Extracted data entries
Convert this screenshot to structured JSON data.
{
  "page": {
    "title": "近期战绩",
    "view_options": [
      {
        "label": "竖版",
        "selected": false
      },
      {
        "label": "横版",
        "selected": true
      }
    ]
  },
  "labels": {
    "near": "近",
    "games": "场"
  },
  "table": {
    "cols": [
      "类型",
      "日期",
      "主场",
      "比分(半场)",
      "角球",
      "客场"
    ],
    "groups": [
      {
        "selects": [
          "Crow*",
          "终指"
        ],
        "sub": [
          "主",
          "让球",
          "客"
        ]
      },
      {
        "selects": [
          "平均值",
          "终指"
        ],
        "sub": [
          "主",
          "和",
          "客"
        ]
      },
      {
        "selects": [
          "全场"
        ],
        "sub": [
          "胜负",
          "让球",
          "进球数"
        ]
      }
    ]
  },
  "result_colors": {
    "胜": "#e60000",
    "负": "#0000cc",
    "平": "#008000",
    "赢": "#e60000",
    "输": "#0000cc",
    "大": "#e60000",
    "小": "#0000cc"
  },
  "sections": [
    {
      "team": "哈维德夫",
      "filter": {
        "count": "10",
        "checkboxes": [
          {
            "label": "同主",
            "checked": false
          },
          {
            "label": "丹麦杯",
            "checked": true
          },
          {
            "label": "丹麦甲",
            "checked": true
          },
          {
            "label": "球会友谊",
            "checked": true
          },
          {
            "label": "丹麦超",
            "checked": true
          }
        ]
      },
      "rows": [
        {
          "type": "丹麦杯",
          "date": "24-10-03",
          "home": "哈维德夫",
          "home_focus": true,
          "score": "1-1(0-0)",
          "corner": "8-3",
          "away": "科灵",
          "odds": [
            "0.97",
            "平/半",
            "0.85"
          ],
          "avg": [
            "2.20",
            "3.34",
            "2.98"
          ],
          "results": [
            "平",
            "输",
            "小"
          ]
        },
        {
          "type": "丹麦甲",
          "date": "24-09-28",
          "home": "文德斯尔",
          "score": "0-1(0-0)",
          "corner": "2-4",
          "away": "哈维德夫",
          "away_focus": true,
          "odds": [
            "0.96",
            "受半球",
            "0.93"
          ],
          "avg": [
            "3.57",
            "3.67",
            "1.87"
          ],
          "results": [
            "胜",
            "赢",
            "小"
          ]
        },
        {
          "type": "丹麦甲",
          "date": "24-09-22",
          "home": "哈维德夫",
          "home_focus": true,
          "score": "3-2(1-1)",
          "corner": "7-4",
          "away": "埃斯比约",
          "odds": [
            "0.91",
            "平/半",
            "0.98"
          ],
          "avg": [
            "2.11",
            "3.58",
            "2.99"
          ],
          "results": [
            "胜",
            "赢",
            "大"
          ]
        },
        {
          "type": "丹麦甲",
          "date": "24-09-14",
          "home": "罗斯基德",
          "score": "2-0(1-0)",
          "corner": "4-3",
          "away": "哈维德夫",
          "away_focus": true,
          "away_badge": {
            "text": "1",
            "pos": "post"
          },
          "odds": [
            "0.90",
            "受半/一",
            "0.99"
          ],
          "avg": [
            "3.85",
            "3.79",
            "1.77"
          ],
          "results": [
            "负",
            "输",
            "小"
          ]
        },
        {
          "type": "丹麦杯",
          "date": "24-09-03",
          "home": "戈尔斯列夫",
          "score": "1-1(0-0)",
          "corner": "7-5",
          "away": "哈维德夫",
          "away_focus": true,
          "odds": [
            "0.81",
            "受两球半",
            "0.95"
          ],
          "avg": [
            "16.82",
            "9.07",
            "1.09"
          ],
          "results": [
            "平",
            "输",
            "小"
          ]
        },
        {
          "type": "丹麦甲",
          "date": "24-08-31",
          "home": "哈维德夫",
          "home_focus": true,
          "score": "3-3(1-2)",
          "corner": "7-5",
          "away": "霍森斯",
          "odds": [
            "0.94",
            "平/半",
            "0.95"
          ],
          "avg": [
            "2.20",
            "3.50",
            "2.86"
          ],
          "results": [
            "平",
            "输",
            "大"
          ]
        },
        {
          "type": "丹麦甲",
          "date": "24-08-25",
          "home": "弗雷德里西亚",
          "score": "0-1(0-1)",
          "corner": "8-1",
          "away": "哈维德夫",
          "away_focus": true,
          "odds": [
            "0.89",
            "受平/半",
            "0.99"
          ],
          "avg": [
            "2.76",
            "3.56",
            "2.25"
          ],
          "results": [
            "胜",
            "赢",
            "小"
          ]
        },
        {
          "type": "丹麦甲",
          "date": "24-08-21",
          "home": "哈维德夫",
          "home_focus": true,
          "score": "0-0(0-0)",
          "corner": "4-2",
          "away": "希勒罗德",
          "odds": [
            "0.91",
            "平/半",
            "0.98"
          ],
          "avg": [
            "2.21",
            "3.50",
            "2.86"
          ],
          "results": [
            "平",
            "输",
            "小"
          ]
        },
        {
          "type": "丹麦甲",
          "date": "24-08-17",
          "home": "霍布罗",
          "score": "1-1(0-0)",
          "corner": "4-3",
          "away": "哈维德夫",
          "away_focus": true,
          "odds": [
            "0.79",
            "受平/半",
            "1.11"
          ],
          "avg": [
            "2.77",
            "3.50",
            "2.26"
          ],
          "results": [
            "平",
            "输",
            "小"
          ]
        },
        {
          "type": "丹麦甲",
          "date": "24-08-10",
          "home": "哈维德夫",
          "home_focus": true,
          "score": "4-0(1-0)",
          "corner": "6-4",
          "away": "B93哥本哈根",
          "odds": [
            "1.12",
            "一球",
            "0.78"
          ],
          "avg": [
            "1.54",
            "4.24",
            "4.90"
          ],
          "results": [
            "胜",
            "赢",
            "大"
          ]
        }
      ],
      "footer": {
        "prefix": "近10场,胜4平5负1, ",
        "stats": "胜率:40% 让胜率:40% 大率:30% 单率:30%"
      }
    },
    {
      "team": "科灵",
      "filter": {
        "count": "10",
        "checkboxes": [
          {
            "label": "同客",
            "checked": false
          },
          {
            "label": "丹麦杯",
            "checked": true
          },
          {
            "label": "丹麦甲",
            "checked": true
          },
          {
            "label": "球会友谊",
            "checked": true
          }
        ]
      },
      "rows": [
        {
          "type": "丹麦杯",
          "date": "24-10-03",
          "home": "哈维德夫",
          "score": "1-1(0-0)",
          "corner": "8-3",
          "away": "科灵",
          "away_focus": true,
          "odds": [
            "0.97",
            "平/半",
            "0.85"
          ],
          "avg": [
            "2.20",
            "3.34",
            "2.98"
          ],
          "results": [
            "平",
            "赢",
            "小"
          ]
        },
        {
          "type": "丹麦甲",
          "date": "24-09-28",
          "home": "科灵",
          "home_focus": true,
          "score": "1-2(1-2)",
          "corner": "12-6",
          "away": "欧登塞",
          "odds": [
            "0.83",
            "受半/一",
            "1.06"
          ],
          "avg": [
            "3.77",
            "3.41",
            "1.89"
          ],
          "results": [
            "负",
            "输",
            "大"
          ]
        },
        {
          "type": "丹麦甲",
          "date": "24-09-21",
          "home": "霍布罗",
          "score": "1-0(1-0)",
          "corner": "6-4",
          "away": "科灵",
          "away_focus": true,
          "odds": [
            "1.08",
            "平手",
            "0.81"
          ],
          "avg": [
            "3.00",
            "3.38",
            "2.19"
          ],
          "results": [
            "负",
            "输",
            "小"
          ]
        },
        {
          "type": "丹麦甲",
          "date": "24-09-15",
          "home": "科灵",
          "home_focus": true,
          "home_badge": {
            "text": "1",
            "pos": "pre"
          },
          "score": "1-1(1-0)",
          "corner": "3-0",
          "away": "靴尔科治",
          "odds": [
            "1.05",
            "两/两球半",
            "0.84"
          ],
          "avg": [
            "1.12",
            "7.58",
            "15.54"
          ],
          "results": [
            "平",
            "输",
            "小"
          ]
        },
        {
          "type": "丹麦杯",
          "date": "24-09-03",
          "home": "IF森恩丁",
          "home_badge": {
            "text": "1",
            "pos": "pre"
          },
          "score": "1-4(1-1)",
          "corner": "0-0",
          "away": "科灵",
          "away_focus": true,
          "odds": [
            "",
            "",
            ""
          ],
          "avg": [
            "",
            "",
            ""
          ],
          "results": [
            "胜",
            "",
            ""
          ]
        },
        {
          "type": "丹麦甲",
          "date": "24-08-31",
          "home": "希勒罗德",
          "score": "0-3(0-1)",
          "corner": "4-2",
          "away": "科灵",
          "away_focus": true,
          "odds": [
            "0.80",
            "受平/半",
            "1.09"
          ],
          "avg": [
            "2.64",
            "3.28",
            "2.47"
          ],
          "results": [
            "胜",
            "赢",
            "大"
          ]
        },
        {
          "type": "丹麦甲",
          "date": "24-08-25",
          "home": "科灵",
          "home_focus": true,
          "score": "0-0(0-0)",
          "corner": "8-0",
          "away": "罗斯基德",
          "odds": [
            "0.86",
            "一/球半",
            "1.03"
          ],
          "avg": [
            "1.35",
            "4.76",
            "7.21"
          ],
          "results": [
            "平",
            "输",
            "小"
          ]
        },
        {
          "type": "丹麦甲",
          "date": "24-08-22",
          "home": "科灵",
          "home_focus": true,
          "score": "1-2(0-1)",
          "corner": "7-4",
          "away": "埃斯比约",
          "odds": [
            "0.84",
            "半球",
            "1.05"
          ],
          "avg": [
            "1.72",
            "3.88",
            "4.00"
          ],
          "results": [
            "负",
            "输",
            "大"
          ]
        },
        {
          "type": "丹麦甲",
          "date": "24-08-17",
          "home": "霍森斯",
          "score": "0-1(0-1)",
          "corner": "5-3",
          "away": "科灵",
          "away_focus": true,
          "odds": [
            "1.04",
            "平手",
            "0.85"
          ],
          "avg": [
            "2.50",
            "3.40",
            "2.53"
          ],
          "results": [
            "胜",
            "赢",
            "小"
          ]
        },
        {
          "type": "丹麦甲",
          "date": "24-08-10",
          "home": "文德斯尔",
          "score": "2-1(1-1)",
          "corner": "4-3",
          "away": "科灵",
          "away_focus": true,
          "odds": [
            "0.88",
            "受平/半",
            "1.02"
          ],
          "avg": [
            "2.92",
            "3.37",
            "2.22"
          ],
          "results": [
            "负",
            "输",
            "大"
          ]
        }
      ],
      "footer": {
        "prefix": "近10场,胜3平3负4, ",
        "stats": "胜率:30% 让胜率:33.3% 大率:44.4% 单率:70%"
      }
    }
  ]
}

*Goal*
Of the lines in the material, how many include "stats"? Respond with the number alone.

*Final result*
2